— START —
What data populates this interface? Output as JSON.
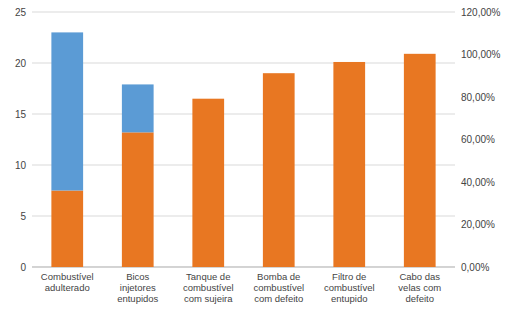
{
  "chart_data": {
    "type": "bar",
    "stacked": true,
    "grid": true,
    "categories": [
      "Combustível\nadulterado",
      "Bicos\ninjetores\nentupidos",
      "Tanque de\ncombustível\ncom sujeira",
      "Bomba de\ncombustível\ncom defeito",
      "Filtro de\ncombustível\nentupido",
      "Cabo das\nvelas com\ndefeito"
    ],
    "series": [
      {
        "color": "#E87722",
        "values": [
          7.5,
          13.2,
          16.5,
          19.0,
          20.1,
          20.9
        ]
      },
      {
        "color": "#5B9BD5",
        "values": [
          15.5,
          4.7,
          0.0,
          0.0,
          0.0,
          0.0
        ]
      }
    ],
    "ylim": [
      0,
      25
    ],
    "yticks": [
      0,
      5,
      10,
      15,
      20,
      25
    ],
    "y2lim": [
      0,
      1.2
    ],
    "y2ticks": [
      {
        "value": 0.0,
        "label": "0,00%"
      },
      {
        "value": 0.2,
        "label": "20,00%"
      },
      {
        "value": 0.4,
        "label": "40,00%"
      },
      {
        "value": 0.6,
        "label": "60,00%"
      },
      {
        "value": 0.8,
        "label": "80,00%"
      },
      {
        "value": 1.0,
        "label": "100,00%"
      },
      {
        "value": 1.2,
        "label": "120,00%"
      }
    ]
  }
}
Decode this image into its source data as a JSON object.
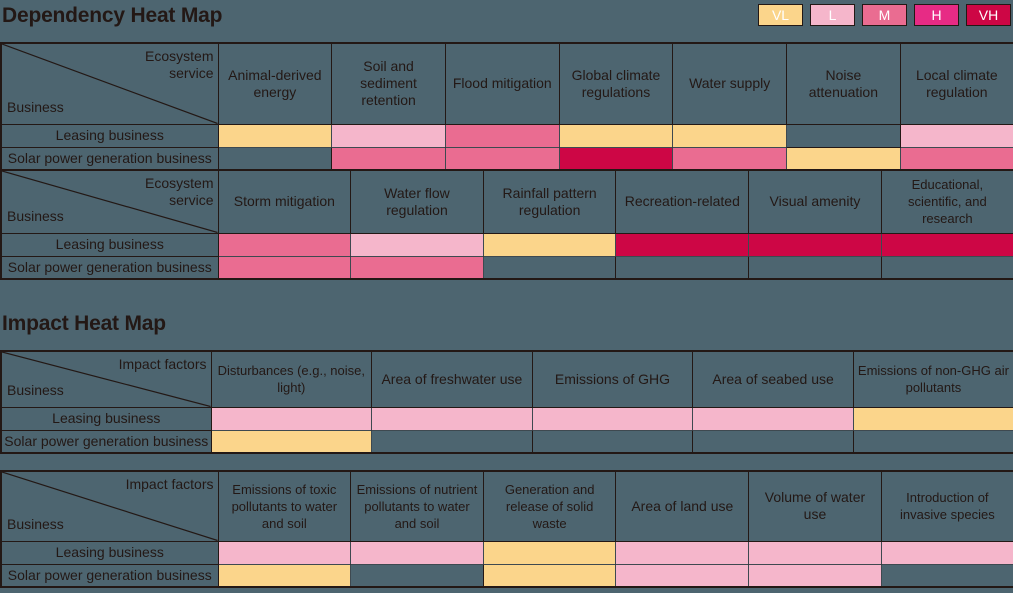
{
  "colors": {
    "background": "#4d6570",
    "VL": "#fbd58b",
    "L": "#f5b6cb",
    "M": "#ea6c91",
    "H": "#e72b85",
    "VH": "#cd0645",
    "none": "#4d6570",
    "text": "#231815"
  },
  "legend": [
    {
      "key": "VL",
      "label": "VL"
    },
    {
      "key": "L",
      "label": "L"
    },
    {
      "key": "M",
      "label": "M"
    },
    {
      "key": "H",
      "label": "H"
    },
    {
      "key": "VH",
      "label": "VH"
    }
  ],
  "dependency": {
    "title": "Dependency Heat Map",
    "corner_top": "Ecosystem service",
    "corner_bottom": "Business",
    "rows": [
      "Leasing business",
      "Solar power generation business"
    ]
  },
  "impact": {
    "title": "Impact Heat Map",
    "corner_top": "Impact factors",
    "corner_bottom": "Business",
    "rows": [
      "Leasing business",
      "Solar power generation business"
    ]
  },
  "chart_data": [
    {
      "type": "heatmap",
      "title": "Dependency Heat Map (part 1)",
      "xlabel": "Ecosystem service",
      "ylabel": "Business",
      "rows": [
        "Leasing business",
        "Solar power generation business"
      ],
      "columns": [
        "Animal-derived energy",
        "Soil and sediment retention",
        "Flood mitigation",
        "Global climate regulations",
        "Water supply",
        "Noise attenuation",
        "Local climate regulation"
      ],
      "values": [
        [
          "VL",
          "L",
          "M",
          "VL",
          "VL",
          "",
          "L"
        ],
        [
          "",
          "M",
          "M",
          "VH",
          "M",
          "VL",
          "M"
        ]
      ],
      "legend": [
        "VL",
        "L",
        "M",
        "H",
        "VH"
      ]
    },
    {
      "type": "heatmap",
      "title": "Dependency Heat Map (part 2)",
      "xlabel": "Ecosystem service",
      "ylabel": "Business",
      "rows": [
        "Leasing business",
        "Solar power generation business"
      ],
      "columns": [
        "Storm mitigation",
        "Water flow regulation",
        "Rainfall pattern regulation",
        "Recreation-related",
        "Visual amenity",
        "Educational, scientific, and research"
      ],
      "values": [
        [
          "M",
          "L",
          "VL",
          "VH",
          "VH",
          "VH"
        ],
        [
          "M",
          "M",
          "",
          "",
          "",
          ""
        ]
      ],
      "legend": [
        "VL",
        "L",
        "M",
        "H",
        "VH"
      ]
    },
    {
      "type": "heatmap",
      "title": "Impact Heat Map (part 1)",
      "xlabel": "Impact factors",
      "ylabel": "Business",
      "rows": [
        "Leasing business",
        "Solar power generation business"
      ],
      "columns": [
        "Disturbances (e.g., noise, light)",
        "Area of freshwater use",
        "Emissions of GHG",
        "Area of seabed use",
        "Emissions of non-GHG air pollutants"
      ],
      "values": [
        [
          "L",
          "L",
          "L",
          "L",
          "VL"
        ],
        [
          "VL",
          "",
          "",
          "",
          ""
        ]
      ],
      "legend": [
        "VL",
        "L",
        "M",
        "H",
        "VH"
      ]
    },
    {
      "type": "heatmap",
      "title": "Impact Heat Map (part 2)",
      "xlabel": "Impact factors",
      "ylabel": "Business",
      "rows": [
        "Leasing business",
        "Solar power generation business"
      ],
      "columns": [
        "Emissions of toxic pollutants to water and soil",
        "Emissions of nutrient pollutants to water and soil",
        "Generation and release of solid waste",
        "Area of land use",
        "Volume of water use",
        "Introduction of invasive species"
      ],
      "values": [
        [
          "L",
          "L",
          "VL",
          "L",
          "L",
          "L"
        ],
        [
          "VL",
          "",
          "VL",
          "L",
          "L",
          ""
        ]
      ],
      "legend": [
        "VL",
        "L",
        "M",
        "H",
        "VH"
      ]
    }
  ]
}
— END —
Task goal ->
Check the data for the word "part" and pull out the lines that have it.

Final answer ->
      "title": "Dependency Heat Map (part 1)",
      "title": "Dependency Heat Map (part 2)",
      "title": "Impact Heat Map (part 1)",
      "title": "Impact Heat Map (part 2)",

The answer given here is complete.